» **DIRECTIONS FOR THIS TASK**:
State how many lines in the listing below include the word "page". Give nothing but the number.

(Recorded data)
»»

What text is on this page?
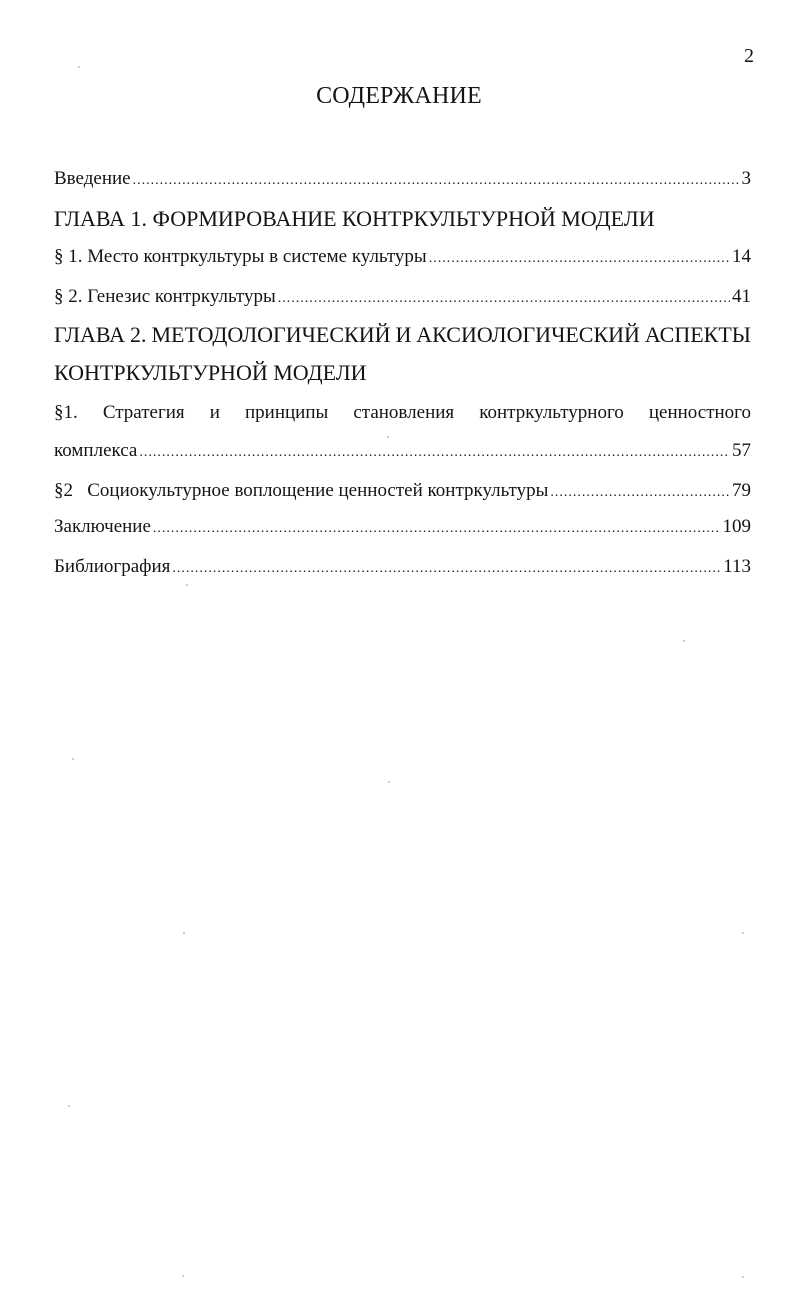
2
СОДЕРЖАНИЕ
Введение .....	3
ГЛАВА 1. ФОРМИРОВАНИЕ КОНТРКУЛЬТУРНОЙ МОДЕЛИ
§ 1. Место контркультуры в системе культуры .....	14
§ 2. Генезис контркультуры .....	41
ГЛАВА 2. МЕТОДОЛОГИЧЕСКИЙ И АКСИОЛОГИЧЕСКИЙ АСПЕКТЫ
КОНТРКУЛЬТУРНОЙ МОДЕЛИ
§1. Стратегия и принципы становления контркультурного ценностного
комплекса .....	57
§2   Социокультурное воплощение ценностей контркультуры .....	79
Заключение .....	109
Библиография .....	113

««
»»

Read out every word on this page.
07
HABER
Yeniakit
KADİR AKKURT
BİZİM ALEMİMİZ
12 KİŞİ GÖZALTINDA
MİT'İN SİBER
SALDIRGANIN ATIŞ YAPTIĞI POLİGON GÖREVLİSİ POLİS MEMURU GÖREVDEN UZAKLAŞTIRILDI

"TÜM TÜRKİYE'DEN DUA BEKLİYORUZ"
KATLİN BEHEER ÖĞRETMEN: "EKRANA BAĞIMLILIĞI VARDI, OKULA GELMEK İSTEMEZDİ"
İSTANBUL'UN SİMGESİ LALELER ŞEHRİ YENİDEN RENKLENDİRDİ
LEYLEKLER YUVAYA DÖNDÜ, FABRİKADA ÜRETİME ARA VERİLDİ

««

» **ANSWER IN FULL**:
2